:: Description of the task ::
Report every line from the material that contains the word "icon".

:: Given information ::
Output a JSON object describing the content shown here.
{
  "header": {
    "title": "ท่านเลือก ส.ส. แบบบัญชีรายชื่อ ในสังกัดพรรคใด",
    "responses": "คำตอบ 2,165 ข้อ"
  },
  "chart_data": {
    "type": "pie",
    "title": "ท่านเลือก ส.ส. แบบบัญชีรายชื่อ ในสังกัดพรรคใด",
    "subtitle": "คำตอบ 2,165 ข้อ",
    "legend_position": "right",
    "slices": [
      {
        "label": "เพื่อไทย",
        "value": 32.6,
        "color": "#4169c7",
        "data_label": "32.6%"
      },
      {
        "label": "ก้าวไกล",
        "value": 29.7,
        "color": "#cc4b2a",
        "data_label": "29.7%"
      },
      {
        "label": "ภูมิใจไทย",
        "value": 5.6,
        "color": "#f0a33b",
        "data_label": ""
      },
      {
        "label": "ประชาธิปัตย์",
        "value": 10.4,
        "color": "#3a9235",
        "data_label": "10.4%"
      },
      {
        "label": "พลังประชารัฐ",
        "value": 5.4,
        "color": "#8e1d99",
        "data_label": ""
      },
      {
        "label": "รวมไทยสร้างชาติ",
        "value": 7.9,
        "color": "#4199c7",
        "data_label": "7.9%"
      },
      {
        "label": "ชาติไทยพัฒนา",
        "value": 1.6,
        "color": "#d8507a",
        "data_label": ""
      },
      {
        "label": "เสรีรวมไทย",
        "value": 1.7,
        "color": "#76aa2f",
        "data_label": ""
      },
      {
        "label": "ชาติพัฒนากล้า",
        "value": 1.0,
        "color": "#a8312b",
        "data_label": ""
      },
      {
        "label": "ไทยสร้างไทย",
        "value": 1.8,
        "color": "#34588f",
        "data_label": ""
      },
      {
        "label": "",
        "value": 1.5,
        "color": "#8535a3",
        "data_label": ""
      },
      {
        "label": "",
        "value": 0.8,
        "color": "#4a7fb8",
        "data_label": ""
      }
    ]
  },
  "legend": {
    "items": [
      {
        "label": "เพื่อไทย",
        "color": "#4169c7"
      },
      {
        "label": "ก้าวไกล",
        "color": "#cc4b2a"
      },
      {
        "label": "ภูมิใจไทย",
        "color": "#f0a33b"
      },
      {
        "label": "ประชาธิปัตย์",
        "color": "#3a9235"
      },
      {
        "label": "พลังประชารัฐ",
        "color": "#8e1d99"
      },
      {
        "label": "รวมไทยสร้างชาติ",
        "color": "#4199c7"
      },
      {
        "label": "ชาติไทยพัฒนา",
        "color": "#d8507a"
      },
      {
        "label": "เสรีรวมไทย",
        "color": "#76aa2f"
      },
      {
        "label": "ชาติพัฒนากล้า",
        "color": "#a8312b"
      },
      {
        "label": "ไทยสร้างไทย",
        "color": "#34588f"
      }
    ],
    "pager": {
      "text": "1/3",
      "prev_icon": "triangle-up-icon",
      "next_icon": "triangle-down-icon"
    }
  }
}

:: Solution for this exercise ::
      "prev_icon": "triangle-up-icon",
      "next_icon": "triangle-down-icon"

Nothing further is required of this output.